_WHAT THE TASK REQUIRES_: Copy out the records below word for word, keeping every line unchanged except the picture, which you should leave out.

Dataset excerpt
——————

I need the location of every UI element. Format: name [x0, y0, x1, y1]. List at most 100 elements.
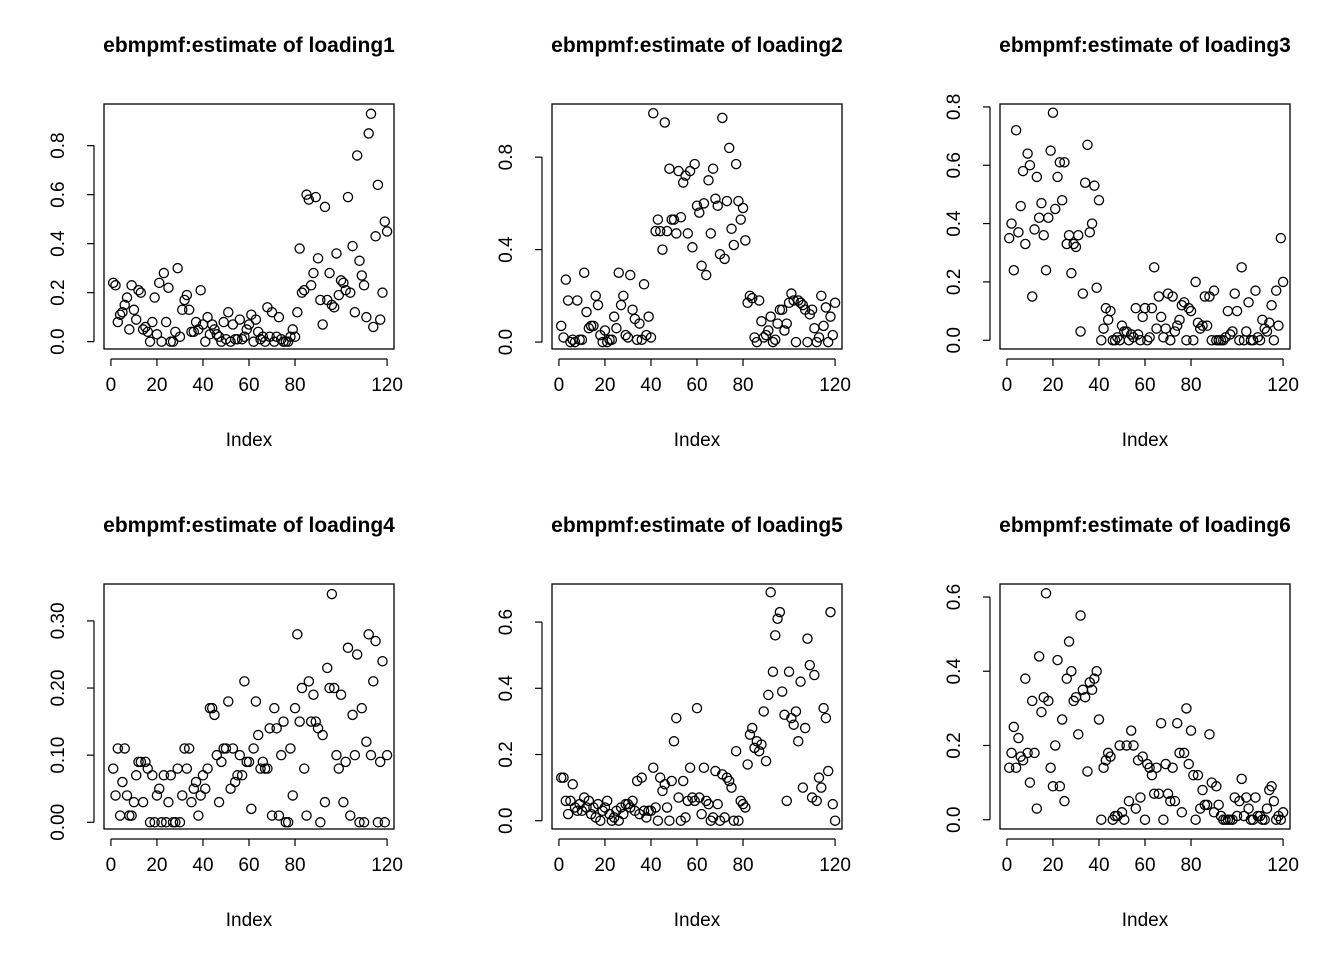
data-point	[710, 193, 721, 205]
data-point	[298, 284, 310, 296]
data-point	[282, 817, 294, 828]
data-point	[257, 331, 269, 342]
data-point	[1015, 200, 1026, 212]
plot-panel-1: ebmpmf:estimate of loading1 0 20 40 60 80 120 0…	[48, 34, 403, 451]
data-point	[689, 158, 700, 170]
data-point	[160, 316, 172, 328]
data-point	[740, 235, 751, 246]
data-point	[1266, 299, 1277, 311]
data-point	[269, 702, 280, 714]
data-point	[1013, 732, 1024, 744]
x-tick-label: 120	[371, 375, 403, 396]
data-point	[1204, 729, 1215, 740]
data-point	[1174, 314, 1185, 326]
data-point	[1008, 721, 1020, 733]
data-point	[613, 267, 624, 278]
y-tick-label: 0.2	[944, 269, 965, 295]
data-point	[742, 759, 753, 770]
data-point	[310, 716, 321, 727]
data-point	[250, 314, 262, 325]
data-point	[793, 736, 804, 747]
data-point	[305, 280, 317, 291]
data-point	[1229, 288, 1241, 299]
data-point	[1234, 334, 1245, 346]
x-tick-label: 120	[819, 855, 851, 876]
data-point	[1119, 814, 1130, 825]
data-point	[319, 201, 331, 213]
data-point	[1109, 334, 1121, 346]
data-point	[1259, 814, 1270, 825]
data-point	[740, 802, 751, 813]
data-point	[691, 200, 703, 211]
data-point	[144, 336, 156, 347]
data-point	[1227, 326, 1238, 337]
chart-title: ebmpmf:estimate of loading3	[999, 34, 1291, 57]
data-point	[717, 112, 728, 124]
data-point	[1270, 285, 1282, 296]
x-axis-label: Index	[674, 910, 721, 931]
data-point	[372, 179, 384, 191]
data-point	[1029, 224, 1040, 235]
data-point	[1079, 691, 1091, 703]
y-tick-label: 0.6	[944, 152, 965, 178]
data-point	[650, 225, 661, 237]
data-point	[354, 817, 365, 828]
data-point	[1142, 334, 1153, 346]
data-point	[361, 311, 372, 323]
data-point	[135, 287, 147, 298]
data-point	[1252, 332, 1264, 343]
data-point	[643, 311, 654, 322]
x-tick-label: 20	[1042, 375, 1063, 396]
data-point	[1059, 157, 1070, 168]
data-point	[296, 287, 308, 298]
data-point	[1176, 807, 1188, 818]
data-point	[324, 267, 335, 279]
data-point	[1114, 740, 1125, 751]
data-point	[1043, 212, 1054, 223]
data-point	[772, 613, 783, 625]
data-point	[588, 320, 599, 332]
data-point	[756, 316, 767, 327]
data-point	[1040, 264, 1052, 276]
data-point	[555, 320, 567, 332]
x-tick-label: 80	[1180, 855, 1201, 876]
data-point	[275, 749, 287, 761]
data-point	[790, 706, 802, 717]
data-point	[119, 743, 130, 754]
data-point	[177, 304, 188, 316]
data-point	[328, 682, 340, 694]
y-tick-label: 0.2	[48, 279, 69, 305]
data-point	[652, 815, 664, 826]
data-point	[1268, 334, 1280, 346]
data-point	[737, 202, 749, 214]
data-point	[374, 756, 386, 768]
data-point	[728, 815, 740, 826]
data-point	[1188, 334, 1199, 346]
data-point	[723, 142, 735, 154]
data-point	[763, 689, 774, 701]
data-point	[114, 309, 126, 320]
data-point	[802, 633, 813, 644]
data-point	[365, 108, 377, 120]
data-point	[172, 262, 183, 274]
data-point	[1169, 326, 1181, 337]
data-point	[289, 702, 301, 714]
data-point	[345, 287, 356, 298]
data-point	[255, 763, 266, 774]
data-point	[1137, 751, 1148, 762]
data-point	[1167, 291, 1178, 302]
data-point	[147, 770, 158, 781]
data-point	[315, 294, 326, 306]
data-point	[827, 798, 839, 810]
data-point	[1059, 795, 1070, 807]
data-point	[200, 783, 211, 794]
data-point	[650, 802, 661, 813]
data-point	[1139, 814, 1151, 825]
data-point	[1096, 814, 1107, 825]
data-point	[636, 772, 648, 783]
chart-title: ebmpmf:estimate of loading1	[103, 34, 395, 57]
data-point	[1250, 792, 1261, 803]
data-point	[813, 332, 825, 343]
data-point	[227, 319, 239, 330]
data-point	[243, 319, 255, 330]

——————

_COMPLETED EXERCISE_:
I need the location of every UI element. Format: name [x0, y0, x1, y1]. List at most 100 elements.
data-point	[710, 193, 721, 205]
data-point	[298, 284, 310, 296]
data-point	[282, 817, 294, 828]
data-point	[257, 331, 269, 342]
data-point	[1015, 200, 1026, 212]
plot-panel-1: ebmpmf:estimate of loading1 0 20 40 60 80 120 0…	[48, 34, 403, 451]
data-point	[689, 158, 700, 170]
data-point	[160, 316, 172, 328]
data-point	[740, 235, 751, 246]
data-point	[1266, 299, 1277, 311]
data-point	[269, 702, 280, 714]
data-point	[1013, 732, 1024, 744]
x-tick-label: 120	[371, 375, 403, 396]
data-point	[1204, 729, 1215, 740]
data-point	[1174, 314, 1185, 326]
data-point	[1008, 721, 1020, 733]
data-point	[613, 267, 624, 278]
y-tick-label: 0.2	[944, 269, 965, 295]
data-point	[742, 759, 753, 770]
data-point	[310, 716, 321, 727]
data-point	[250, 314, 262, 325]
data-point	[793, 736, 804, 747]
data-point	[305, 280, 317, 291]
data-point	[1229, 288, 1241, 299]
data-point	[1234, 334, 1245, 346]
x-tick-label: 120	[819, 855, 851, 876]
data-point	[1119, 814, 1130, 825]
data-point	[319, 201, 331, 213]
data-point	[1109, 334, 1121, 346]
data-point	[1259, 814, 1270, 825]
data-point	[740, 802, 751, 813]
data-point	[691, 200, 703, 211]
data-point	[144, 336, 156, 347]
data-point	[1227, 326, 1238, 337]
chart-title: ebmpmf:estimate of loading3	[999, 34, 1291, 57]
data-point	[717, 112, 728, 124]
data-point	[1270, 285, 1282, 296]
x-axis-label: Index	[674, 910, 721, 931]
data-point	[372, 179, 384, 191]
data-point	[1029, 224, 1040, 235]
data-point	[1079, 691, 1091, 703]
y-tick-label: 0.6	[944, 152, 965, 178]
data-point	[650, 225, 661, 237]
data-point	[354, 817, 365, 828]
data-point	[1142, 334, 1153, 346]
data-point	[361, 311, 372, 323]
data-point	[135, 287, 147, 298]
data-point	[1252, 332, 1264, 343]
data-point	[643, 311, 654, 322]
x-tick-label: 20	[1042, 375, 1063, 396]
data-point	[1059, 157, 1070, 168]
data-point	[296, 287, 308, 298]
data-point	[1176, 807, 1188, 818]
data-point	[324, 267, 335, 279]
data-point	[1114, 740, 1125, 751]
data-point	[1043, 212, 1054, 223]
data-point	[772, 613, 783, 625]
data-point	[588, 320, 599, 332]
data-point	[756, 316, 767, 327]
data-point	[1040, 264, 1052, 276]
data-point	[555, 320, 567, 332]
x-tick-label: 80	[1180, 855, 1201, 876]
data-point	[275, 749, 287, 761]
data-point	[790, 706, 802, 717]
data-point	[119, 743, 130, 754]
data-point	[177, 304, 188, 316]
data-point	[328, 682, 340, 694]
y-tick-label: 0.2	[48, 279, 69, 305]
data-point	[652, 815, 664, 826]
data-point	[1268, 334, 1280, 346]
data-point	[737, 202, 749, 214]
data-point	[374, 756, 386, 768]
data-point	[728, 815, 740, 826]
data-point	[1188, 334, 1199, 346]
data-point	[723, 142, 735, 154]
data-point	[763, 689, 774, 701]
data-point	[114, 309, 126, 320]
data-point	[802, 633, 813, 644]
data-point	[365, 108, 377, 120]
data-point	[172, 262, 183, 274]
data-point	[1169, 326, 1181, 337]
data-point	[289, 702, 301, 714]
data-point	[345, 287, 356, 298]
data-point	[255, 763, 266, 774]
data-point	[1137, 751, 1148, 762]
data-point	[1167, 291, 1178, 302]
data-point	[147, 770, 158, 781]
data-point	[315, 294, 326, 306]
data-point	[827, 798, 839, 810]
data-point	[1059, 795, 1070, 807]
data-point	[200, 783, 211, 794]
data-point	[650, 802, 661, 813]
data-point	[1139, 814, 1151, 825]
data-point	[1096, 814, 1107, 825]
data-point	[636, 772, 648, 783]
chart-title: ebmpmf:estimate of loading1	[103, 34, 395, 57]
data-point	[1250, 792, 1261, 803]
data-point	[813, 332, 825, 343]
data-point	[227, 319, 239, 330]
data-point	[243, 319, 255, 330]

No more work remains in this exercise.